_TO BE DONE_
Exact reproduction is required for all entries.

_RAW RECORDS_
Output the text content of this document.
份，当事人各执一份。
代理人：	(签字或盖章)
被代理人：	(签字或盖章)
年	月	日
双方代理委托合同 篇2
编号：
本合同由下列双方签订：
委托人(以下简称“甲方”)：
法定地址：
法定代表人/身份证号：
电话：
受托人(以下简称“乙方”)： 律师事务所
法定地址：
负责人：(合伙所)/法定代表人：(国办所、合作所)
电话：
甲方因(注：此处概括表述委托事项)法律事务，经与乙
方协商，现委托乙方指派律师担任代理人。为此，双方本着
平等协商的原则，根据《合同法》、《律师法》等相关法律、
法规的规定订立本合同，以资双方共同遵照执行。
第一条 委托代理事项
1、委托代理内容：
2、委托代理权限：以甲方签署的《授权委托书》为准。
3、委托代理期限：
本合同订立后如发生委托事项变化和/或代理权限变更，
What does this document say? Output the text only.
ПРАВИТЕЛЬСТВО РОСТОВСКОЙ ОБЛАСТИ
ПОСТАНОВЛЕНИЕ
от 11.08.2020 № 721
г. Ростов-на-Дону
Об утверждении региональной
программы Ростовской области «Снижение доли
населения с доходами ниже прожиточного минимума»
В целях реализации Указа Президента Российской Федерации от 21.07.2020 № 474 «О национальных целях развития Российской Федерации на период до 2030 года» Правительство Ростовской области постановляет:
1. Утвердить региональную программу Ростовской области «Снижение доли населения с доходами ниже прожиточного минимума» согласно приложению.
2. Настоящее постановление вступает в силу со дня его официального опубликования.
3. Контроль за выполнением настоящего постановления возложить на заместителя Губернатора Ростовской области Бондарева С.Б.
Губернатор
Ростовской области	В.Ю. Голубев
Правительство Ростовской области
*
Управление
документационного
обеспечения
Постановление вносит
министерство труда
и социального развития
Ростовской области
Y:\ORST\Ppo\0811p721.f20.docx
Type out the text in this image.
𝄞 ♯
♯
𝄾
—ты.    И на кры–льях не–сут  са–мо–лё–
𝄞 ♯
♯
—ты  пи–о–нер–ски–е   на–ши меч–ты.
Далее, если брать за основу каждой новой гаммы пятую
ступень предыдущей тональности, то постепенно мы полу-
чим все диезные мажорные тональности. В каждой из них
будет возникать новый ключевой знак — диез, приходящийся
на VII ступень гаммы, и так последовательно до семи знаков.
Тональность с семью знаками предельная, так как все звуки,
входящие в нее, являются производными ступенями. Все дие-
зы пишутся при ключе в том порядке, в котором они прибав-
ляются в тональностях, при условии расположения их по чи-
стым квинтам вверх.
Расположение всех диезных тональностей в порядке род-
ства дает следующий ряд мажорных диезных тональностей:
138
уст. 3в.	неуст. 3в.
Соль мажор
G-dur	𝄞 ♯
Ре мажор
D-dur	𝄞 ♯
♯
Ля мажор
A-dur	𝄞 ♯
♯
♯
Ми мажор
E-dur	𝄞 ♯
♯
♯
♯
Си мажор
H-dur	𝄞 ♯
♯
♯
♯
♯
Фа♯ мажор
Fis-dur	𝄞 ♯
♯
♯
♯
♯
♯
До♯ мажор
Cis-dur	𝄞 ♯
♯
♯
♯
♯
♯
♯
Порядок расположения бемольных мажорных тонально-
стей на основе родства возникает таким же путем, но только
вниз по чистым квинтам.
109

_EXERCISE OUTPUT_
Output the text content of this document.
份，当事人各执一份。
代理人：	(签字或盖章)
被代理人：	(签字或盖章)
年	月	日
双方代理委托合同 篇2
编号：
本合同由下列双方签订：
委托人(以下简称“甲方”)：
法定地址：
法定代表人/身份证号：
电话：
受托人(以下简称“乙方”)： 律师事务所
法定地址：
负责人：(合伙所)/法定代表人：(国办所、合作所)
电话：
甲方因(注：此处概括表述委托事项)法律事务，经与乙
方协商，现委托乙方指派律师担任代理人。为此，双方本着
平等协商的原则，根据《合同法》、《律师法》等相关法律、
法规的规定订立本合同，以资双方共同遵照执行。
第一条 委托代理事项
1、委托代理内容：
2、委托代理权限：以甲方签署的《授权委托书》为准。
3、委托代理期限：
本合同订立后如发生委托事项变化和/或代理权限变更，
What does this document say? Output the text only.
ПРАВИТЕЛЬСТВО РОСТОВСКОЙ ОБЛАСТИ
ПОСТАНОВЛЕНИЕ
от 11.08.2020 № 721
г. Ростов-на-Дону
Об утверждении региональной
программы Ростовской области «Снижение доли
населения с доходами ниже прожиточного минимума»
В целях реализации Указа Президента Российской Федерации от 21.07.2020 № 474 «О национальных целях развития Российской Федерации на период до 2030 года» Правительство Ростовской области постановляет:
1. Утвердить региональную программу Ростовской области «Снижение доли населения с доходами ниже прожиточного минимума» согласно приложению.
2. Настоящее постановление вступает в силу со дня его официального опубликования.
3. Контроль за выполнением настоящего постановления возложить на заместителя Губернатора Ростовской области Бондарева С.Б.
Губернатор
Ростовской области	В.Ю. Голубев
Правительство Ростовской области
*
Управление
документационного
обеспечения
Постановление вносит
министерство труда
и социального развития
Ростовской области
Y:\ORST\Ppo\0811p721.f20.docx
Type out the text in this image.
𝄞 ♯
♯
𝄾
—ты.    И на кры–льях не–сут  са–мо–лё–
𝄞 ♯
♯
—ты  пи–о–нер–ски–е   на–ши меч–ты.
Далее, если брать за основу каждой новой гаммы пятую
ступень предыдущей тональности, то постепенно мы полу-
чим все диезные мажорные тональности. В каждой из них
будет возникать новый ключевой знак — диез, приходящийся
на VII ступень гаммы, и так последовательно до семи знаков.
Тональность с семью знаками предельная, так как все звуки,
входящие в нее, являются производными ступенями. Все дие-
зы пишутся при ключе в том порядке, в котором они прибав-
ляются в тональностях, при условии расположения их по чи-
стым квинтам вверх.
Расположение всех диезных тональностей в порядке род-
ства дает следующий ряд мажорных диезных тональностей:
138
уст. 3в.	неуст. 3в.
Соль мажор
G-dur	𝄞 ♯
Ре мажор
D-dur	𝄞 ♯
♯
Ля мажор
A-dur	𝄞 ♯
♯
♯
Ми мажор
E-dur	𝄞 ♯
♯
♯
♯
Си мажор
H-dur	𝄞 ♯
♯
♯
♯
♯
Фа♯ мажор
Fis-dur	𝄞 ♯
♯
♯
♯
♯
♯
До♯ мажор
Cis-dur	𝄞 ♯
♯
♯
♯
♯
♯
♯
Порядок расположения бемольных мажорных тонально-
стей на основе родства возникает таким же путем, но только
вниз по чистым квинтам.
109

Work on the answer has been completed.